*WORK TO DO:* From the entries that follow, pick out all lines holding "prior".

*MATERIAL:*

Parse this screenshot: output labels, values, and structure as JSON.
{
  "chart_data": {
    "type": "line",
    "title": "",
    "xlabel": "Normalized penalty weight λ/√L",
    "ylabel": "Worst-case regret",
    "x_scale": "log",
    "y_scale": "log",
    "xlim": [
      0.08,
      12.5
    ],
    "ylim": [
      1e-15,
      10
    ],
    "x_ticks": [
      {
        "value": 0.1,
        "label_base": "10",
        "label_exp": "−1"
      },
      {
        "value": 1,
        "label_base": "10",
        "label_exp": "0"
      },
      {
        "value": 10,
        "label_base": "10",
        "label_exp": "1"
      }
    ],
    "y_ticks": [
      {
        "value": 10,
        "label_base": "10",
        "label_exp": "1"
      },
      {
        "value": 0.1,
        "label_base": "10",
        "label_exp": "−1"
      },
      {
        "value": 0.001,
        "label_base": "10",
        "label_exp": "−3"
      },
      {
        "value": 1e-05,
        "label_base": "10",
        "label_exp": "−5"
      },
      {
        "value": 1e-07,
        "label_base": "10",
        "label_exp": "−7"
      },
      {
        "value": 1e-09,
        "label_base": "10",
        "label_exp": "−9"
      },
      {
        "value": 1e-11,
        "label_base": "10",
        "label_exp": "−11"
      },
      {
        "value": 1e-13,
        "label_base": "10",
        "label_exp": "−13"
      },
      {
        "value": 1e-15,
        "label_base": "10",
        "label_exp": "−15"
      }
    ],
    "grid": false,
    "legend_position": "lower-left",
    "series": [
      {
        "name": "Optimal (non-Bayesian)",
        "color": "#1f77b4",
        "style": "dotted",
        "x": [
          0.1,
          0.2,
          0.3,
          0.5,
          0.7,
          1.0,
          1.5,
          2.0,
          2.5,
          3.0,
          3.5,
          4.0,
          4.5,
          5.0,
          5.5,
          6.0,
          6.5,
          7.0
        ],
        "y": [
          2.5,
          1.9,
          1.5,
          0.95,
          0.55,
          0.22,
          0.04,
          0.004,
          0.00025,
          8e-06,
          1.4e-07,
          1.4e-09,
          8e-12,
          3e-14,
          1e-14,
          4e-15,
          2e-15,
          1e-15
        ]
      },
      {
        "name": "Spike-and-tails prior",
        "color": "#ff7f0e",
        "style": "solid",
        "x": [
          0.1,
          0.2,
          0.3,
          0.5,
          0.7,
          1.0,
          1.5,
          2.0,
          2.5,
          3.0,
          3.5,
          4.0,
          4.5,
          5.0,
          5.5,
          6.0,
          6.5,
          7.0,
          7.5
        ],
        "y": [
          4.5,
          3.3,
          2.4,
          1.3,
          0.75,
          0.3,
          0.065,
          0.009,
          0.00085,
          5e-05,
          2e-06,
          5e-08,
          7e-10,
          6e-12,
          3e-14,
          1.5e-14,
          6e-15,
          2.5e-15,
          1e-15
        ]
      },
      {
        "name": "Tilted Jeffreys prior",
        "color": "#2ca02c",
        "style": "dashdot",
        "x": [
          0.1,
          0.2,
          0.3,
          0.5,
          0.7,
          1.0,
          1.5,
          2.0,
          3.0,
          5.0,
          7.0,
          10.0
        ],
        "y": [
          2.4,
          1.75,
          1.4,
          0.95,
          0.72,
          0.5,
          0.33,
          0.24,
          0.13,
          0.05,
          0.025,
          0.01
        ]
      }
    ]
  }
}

*ANSWER:*
        "name": "Spike-and-tails prior",
        "name": "Tilted Jeffreys prior",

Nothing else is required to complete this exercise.